**Problem description**
Without the pictures, set down the records below word for word.

**Recorded data**
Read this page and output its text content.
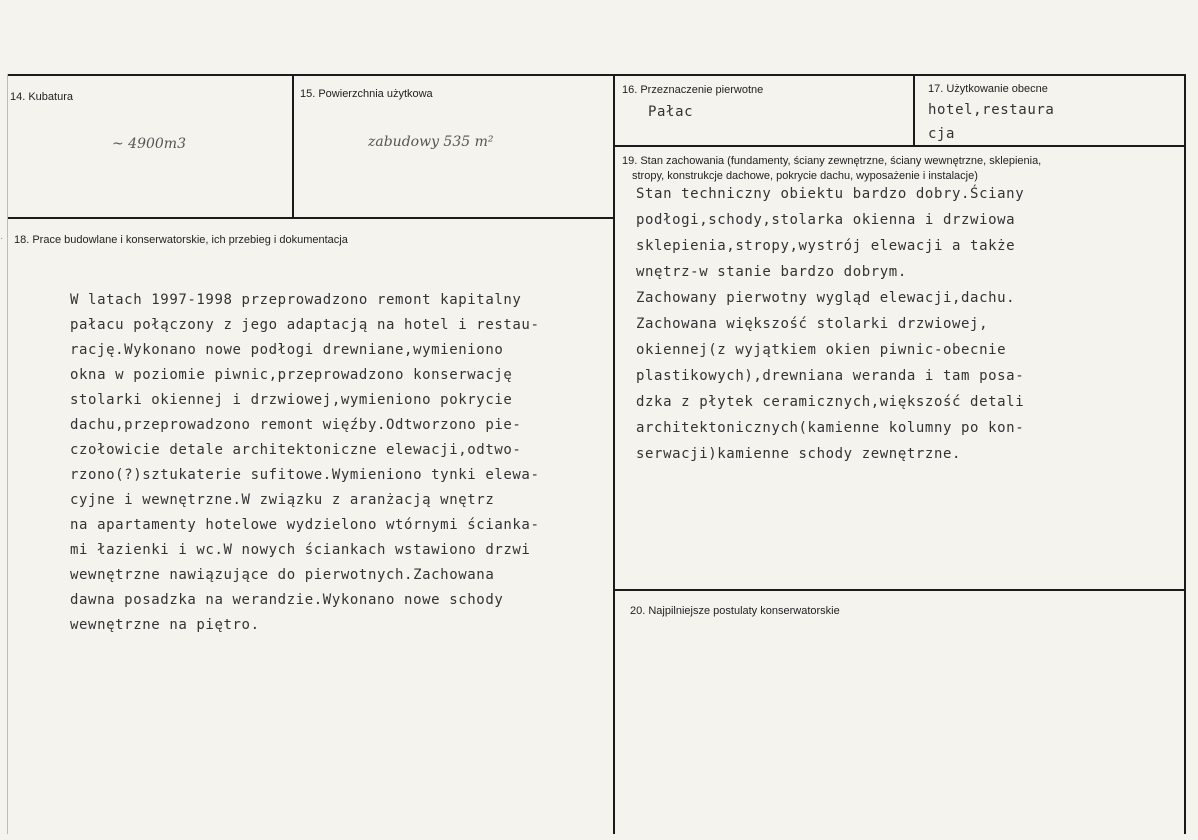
14. Kubatura
~ 4900m3
15. Powierzchnia użytkowa
zabudowy 535 m²
16. Przeznaczenie pierwotne
Pałac
17. Użytkowanie obecne
hotel,restaura
cja
18. Prace budowlane i konserwatorskie, ich przebieg i dokumentacja
·
W latach 1997-1998 przeprowadzono remont kapitalny
pałacu połączony z jego adaptacją na hotel i restau-
rację.Wykonano nowe podłogi drewniane,wymieniono
okna w poziomie piwnic,przeprowadzono konserwację
stolarki okiennej i drzwiowej,wymieniono pokrycie
dachu,przeprowadzono remont więźby.Odtworzono pie-
czołowicie detale architektoniczne elewacji,odtwo-
rzono(?)sztukaterie sufitowe.Wymieniono tynki elewa-
cyjne i wewnętrzne.W związku z aranżacją wnętrz
na apartamenty hotelowe wydzielono wtórnymi ścianka-
mi łazienki i wc.W nowych ściankach wstawiono drzwi
wewnętrzne nawiązujące do pierwotnych.Zachowana
dawna posadzka na werandzie.Wykonano nowe schody
wewnętrzne na piętro.
19. Stan zachowania (fundamenty, ściany zewnętrzne, ściany wewnętrzne, sklepienia,
stropy, konstrukcje dachowe, pokrycie dachu, wyposażenie i instalacje)
Stan techniczny obiektu bardzo dobry.Ściany
podłogi,schody,stolarka okienna i drzwiowa
sklepienia,stropy,wystrój elewacji a także
wnętrz-w stanie bardzo dobrym.
Zachowany pierwotny wygląd elewacji,dachu.
Zachowana większość stolarki drzwiowej,
okiennej(z wyjątkiem okien piwnic-obecnie
plastikowych),drewniana weranda i tam posa-
dzka z płytek ceramicznych,większość detali
architektonicznych(kamienne kolumny po kon-
serwacji)kamienne schody zewnętrzne.
20. Najpilniejsze postulaty konserwatorskie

**Result of the exercise**
Read this page and output its text content.
14. Kubatura
~ 4900m3
15. Powierzchnia użytkowa
zabudowy 535 m²
16. Przeznaczenie pierwotne
Pałac
17. Użytkowanie obecne
hotel,restaura
cja
18. Prace budowlane i konserwatorskie, ich przebieg i dokumentacja
·
W latach 1997-1998 przeprowadzono remont kapitalny
pałacu połączony z jego adaptacją na hotel i restau-
rację.Wykonano nowe podłogi drewniane,wymieniono
okna w poziomie piwnic,przeprowadzono konserwację
stolarki okiennej i drzwiowej,wymieniono pokrycie
dachu,przeprowadzono remont więźby.Odtworzono pie-
czołowicie detale architektoniczne elewacji,odtwo-
rzono(?)sztukaterie sufitowe.Wymieniono tynki elewa-
cyjne i wewnętrzne.W związku z aranżacją wnętrz
na apartamenty hotelowe wydzielono wtórnymi ścianka-
mi łazienki i wc.W nowych ściankach wstawiono drzwi
wewnętrzne nawiązujące do pierwotnych.Zachowana
dawna posadzka na werandzie.Wykonano nowe schody
wewnętrzne na piętro.
19. Stan zachowania (fundamenty, ściany zewnętrzne, ściany wewnętrzne, sklepienia,
stropy, konstrukcje dachowe, pokrycie dachu, wyposażenie i instalacje)
Stan techniczny obiektu bardzo dobry.Ściany
podłogi,schody,stolarka okienna i drzwiowa
sklepienia,stropy,wystrój elewacji a także
wnętrz-w stanie bardzo dobrym.
Zachowany pierwotny wygląd elewacji,dachu.
Zachowana większość stolarki drzwiowej,
okiennej(z wyjątkiem okien piwnic-obecnie
plastikowych),drewniana weranda i tam posa-
dzka z płytek ceramicznych,większość detali
architektonicznych(kamienne kolumny po kon-
serwacji)kamienne schody zewnętrzne.
20. Najpilniejsze postulaty konserwatorskie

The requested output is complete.